Short problem – Retype the data that follows line by line, exactly, and leave its pictures out.

==== Data supplied ====

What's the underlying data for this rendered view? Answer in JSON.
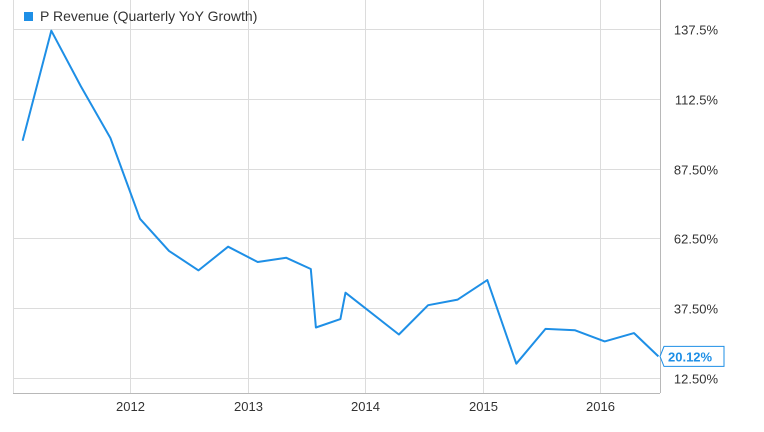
{
  "chart_data": {
    "type": "line",
    "series": [
      {
        "name": "P Revenue (Quarterly YoY Growth)",
        "color": "#1e8fe6",
        "x": [
          "2011-01-31",
          "2011-04-30",
          "2011-07-31",
          "2011-10-31",
          "2012-01-31",
          "2012-04-30",
          "2012-07-31",
          "2012-10-31",
          "2013-01-31",
          "2013-04-30",
          "2013-07-15",
          "2013-07-31",
          "2013-10-15",
          "2013-10-31",
          "2014-04-15",
          "2014-07-15",
          "2014-10-15",
          "2015-01-15",
          "2015-04-15",
          "2015-07-15",
          "2015-10-15",
          "2016-01-15",
          "2016-04-15",
          "2016-06-30"
        ],
        "values": [
          97.5,
          137.0,
          117.0,
          98.5,
          69.5,
          58.0,
          51.0,
          59.5,
          54.0,
          55.5,
          51.5,
          30.5,
          33.5,
          43.0,
          28.0,
          38.5,
          40.5,
          47.5,
          17.5,
          30.0,
          29.5,
          25.5,
          28.5,
          20.12
        ]
      }
    ],
    "last_value_label": "20.12%",
    "xlim": [
      "2011-01-01",
      "2016-07-05"
    ],
    "x_ticks": [
      "2012",
      "2013",
      "2014",
      "2015",
      "2016"
    ],
    "ylim": [
      7.0,
      148.0
    ],
    "y_ticks": [
      12.5,
      37.5,
      62.5,
      87.5,
      112.5,
      137.5
    ],
    "y_tick_labels": [
      "12.50%",
      "37.50%",
      "62.50%",
      "87.50%",
      "112.5%",
      "137.5%"
    ],
    "y_axis_position": "right",
    "grid": true,
    "legend_position": "top-left",
    "title": "",
    "xlabel": "",
    "ylabel": ""
  }
}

====

Solved problem –
What's the underlying data for this rendered view? Answer in JSON.
{
  "chart_data": {
    "type": "line",
    "series": [
      {
        "name": "P Revenue (Quarterly YoY Growth)",
        "color": "#1e8fe6",
        "x": [
          "2011-01-31",
          "2011-04-30",
          "2011-07-31",
          "2011-10-31",
          "2012-01-31",
          "2012-04-30",
          "2012-07-31",
          "2012-10-31",
          "2013-01-31",
          "2013-04-30",
          "2013-07-15",
          "2013-07-31",
          "2013-10-15",
          "2013-10-31",
          "2014-04-15",
          "2014-07-15",
          "2014-10-15",
          "2015-01-15",
          "2015-04-15",
          "2015-07-15",
          "2015-10-15",
          "2016-01-15",
          "2016-04-15",
          "2016-06-30"
        ],
        "values": [
          97.5,
          137.0,
          117.0,
          98.5,
          69.5,
          58.0,
          51.0,
          59.5,
          54.0,
          55.5,
          51.5,
          30.5,
          33.5,
          43.0,
          28.0,
          38.5,
          40.5,
          47.5,
          17.5,
          30.0,
          29.5,
          25.5,
          28.5,
          20.12
        ]
      }
    ],
    "last_value_label": "20.12%",
    "xlim": [
      "2011-01-01",
      "2016-07-05"
    ],
    "x_ticks": [
      "2012",
      "2013",
      "2014",
      "2015",
      "2016"
    ],
    "ylim": [
      7.0,
      148.0
    ],
    "y_ticks": [
      12.5,
      37.5,
      62.5,
      87.5,
      112.5,
      137.5
    ],
    "y_tick_labels": [
      "12.50%",
      "37.50%",
      "62.50%",
      "87.50%",
      "112.5%",
      "137.5%"
    ],
    "y_axis_position": "right",
    "grid": true,
    "legend_position": "top-left",
    "title": "",
    "xlabel": "",
    "ylabel": ""
  }
}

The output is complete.